_Task to carry out_
Print, please, the line that contains "Read all visible content and emit it as JSON." and each line after it to the end of the entries, unchanged and with nothing else.

------------

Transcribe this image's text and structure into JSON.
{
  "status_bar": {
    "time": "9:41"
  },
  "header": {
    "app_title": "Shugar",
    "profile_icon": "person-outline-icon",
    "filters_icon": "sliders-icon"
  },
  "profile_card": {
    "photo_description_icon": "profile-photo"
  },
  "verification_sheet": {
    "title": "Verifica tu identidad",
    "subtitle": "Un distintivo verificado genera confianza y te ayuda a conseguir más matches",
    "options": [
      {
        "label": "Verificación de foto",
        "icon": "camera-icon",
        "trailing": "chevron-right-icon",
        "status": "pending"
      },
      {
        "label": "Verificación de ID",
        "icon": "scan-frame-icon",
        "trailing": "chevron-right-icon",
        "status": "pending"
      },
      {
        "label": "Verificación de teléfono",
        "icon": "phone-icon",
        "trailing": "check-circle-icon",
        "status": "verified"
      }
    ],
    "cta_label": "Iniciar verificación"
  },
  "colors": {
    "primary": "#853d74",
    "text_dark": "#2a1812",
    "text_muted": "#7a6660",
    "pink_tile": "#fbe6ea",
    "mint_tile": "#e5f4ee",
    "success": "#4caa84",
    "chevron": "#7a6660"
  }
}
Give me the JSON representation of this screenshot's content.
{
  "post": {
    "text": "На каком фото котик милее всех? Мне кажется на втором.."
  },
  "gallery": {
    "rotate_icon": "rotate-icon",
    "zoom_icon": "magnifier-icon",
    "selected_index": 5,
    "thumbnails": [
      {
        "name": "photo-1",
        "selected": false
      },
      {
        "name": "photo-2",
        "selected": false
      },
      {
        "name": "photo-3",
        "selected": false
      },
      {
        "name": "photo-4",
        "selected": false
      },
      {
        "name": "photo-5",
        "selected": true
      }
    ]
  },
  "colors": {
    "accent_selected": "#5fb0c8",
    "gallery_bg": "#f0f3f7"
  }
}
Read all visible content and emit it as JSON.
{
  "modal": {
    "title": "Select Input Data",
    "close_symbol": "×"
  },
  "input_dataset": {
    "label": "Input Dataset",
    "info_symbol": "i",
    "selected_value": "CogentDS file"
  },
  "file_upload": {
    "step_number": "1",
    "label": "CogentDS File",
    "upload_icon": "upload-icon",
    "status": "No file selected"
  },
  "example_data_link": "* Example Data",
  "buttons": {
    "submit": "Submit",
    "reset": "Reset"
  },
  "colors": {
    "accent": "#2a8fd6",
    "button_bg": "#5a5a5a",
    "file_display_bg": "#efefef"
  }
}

------------

_Exercise result_
Read all visible content and emit it as JSON.
{
  "modal": {
    "title": "Select Input Data",
    "close_symbol": "×"
  },
  "input_dataset": {
    "label": "Input Dataset",
    "info_symbol": "i",
    "selected_value": "CogentDS file"
  },
  "file_upload": {
    "step_number": "1",
    "label": "CogentDS File",
    "upload_icon": "upload-icon",
    "status": "No file selected"
  },
  "example_data_link": "* Example Data",
  "buttons": {
    "submit": "Submit",
    "reset": "Reset"
  },
  "colors": {
    "accent": "#2a8fd6",
    "button_bg": "#5a5a5a",
    "file_display_bg": "#efefef"
  }
}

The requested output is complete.